Written problem »
Pick out all lines with the word "Extra" from the records that follow.

Dataset entries »
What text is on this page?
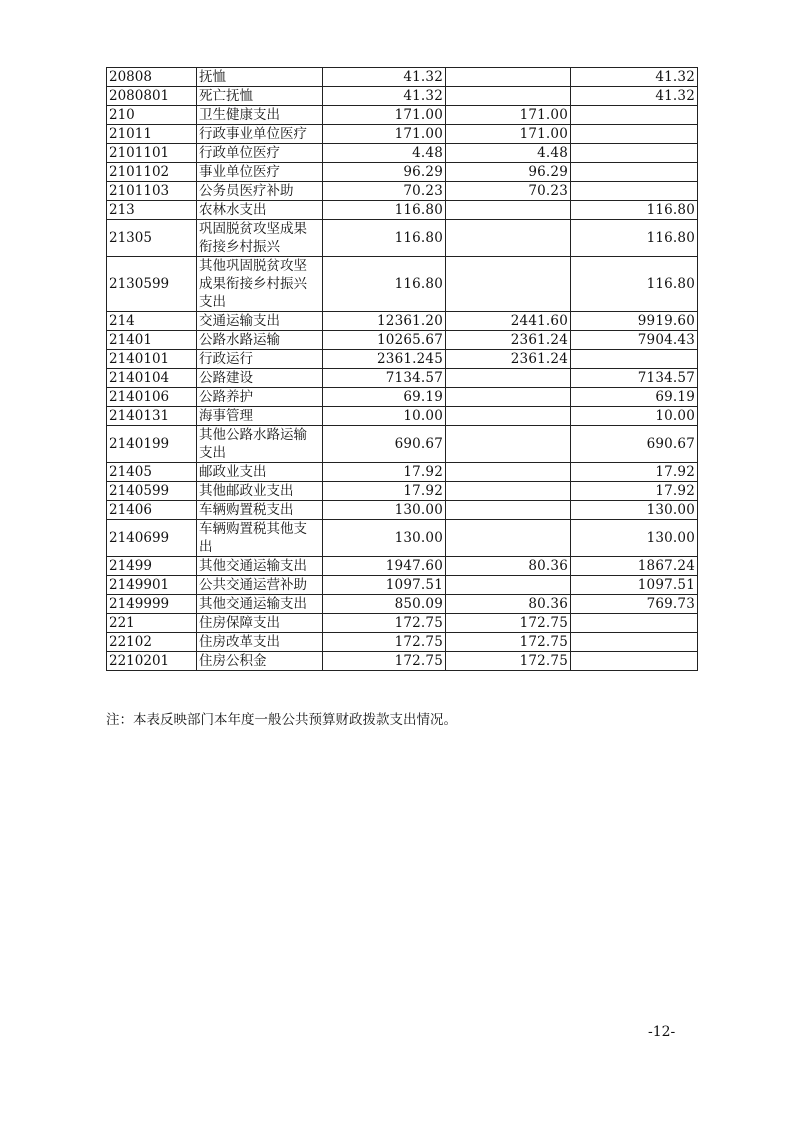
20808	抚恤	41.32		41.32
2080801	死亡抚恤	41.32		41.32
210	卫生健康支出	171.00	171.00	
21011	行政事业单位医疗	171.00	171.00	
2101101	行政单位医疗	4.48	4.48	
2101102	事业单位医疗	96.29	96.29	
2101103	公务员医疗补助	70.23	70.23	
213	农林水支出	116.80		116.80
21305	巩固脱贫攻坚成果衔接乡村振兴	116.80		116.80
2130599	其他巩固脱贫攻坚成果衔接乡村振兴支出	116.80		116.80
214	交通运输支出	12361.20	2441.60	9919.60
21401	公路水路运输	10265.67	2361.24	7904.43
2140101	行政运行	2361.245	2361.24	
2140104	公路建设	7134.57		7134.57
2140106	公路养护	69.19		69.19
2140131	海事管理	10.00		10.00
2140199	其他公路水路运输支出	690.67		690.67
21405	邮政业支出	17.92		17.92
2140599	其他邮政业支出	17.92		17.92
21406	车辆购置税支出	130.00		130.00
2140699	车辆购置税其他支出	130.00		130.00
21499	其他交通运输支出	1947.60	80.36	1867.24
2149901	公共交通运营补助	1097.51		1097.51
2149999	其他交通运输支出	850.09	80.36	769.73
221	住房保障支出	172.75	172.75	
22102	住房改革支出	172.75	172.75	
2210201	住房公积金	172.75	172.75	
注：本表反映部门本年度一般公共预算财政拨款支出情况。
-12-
==
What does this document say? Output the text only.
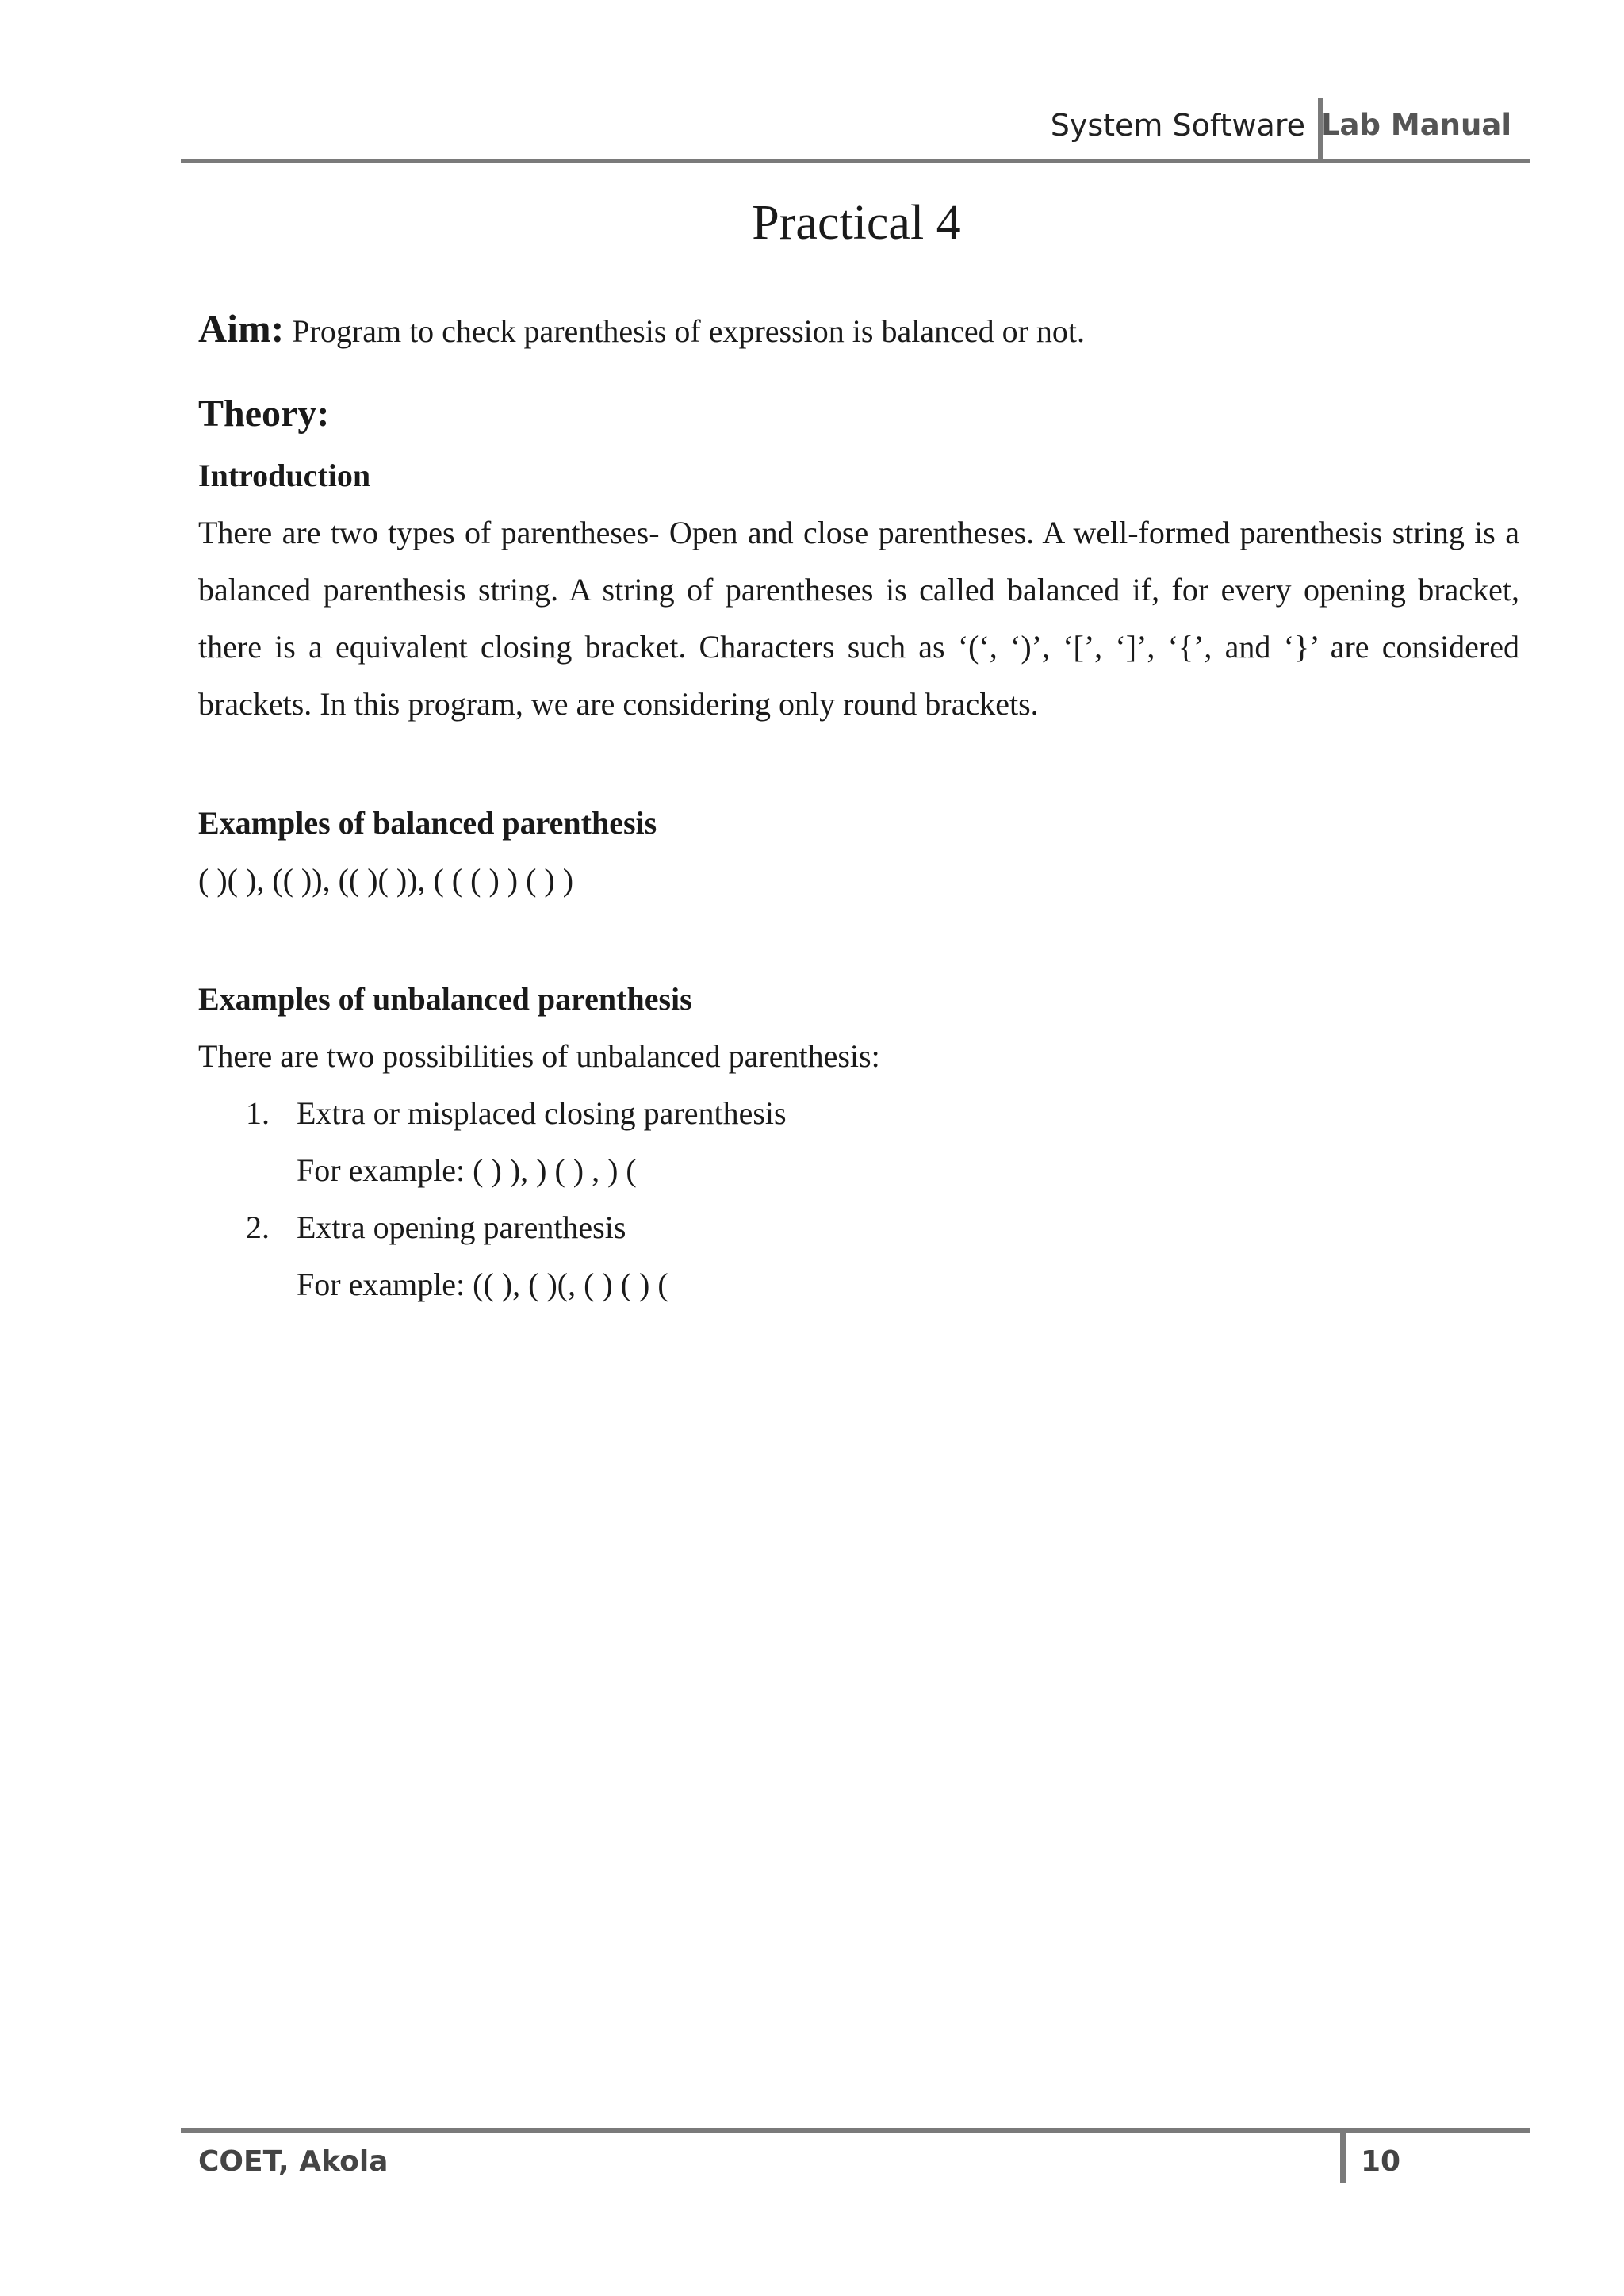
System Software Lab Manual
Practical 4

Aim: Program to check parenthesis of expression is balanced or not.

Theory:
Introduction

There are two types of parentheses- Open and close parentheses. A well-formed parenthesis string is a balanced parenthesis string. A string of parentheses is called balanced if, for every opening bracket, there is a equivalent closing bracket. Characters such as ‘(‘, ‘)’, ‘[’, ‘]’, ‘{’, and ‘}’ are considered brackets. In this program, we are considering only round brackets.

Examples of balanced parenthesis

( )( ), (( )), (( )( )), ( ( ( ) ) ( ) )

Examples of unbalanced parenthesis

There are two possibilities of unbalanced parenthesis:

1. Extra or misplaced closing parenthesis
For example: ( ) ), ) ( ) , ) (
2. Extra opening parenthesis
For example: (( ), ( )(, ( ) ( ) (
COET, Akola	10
---
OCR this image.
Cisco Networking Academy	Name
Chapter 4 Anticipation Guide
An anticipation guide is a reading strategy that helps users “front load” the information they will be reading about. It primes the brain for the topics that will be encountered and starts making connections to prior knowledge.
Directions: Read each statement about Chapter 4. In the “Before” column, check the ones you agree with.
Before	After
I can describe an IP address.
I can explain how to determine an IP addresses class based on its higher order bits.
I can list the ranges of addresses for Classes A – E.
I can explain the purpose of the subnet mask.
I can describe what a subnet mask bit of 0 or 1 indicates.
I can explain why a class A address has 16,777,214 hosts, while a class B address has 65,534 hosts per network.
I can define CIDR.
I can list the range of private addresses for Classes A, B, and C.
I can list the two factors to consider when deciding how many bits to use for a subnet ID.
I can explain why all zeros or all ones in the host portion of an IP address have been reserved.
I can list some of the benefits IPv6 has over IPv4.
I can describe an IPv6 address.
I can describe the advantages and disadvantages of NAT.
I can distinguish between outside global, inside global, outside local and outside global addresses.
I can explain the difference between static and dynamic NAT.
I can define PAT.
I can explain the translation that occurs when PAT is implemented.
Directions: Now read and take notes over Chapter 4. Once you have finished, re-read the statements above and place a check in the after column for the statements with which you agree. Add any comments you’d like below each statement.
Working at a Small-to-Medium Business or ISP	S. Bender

Solution for this problem »
1. Extra or misplaced closing parenthesis
2. Extra opening parenthesis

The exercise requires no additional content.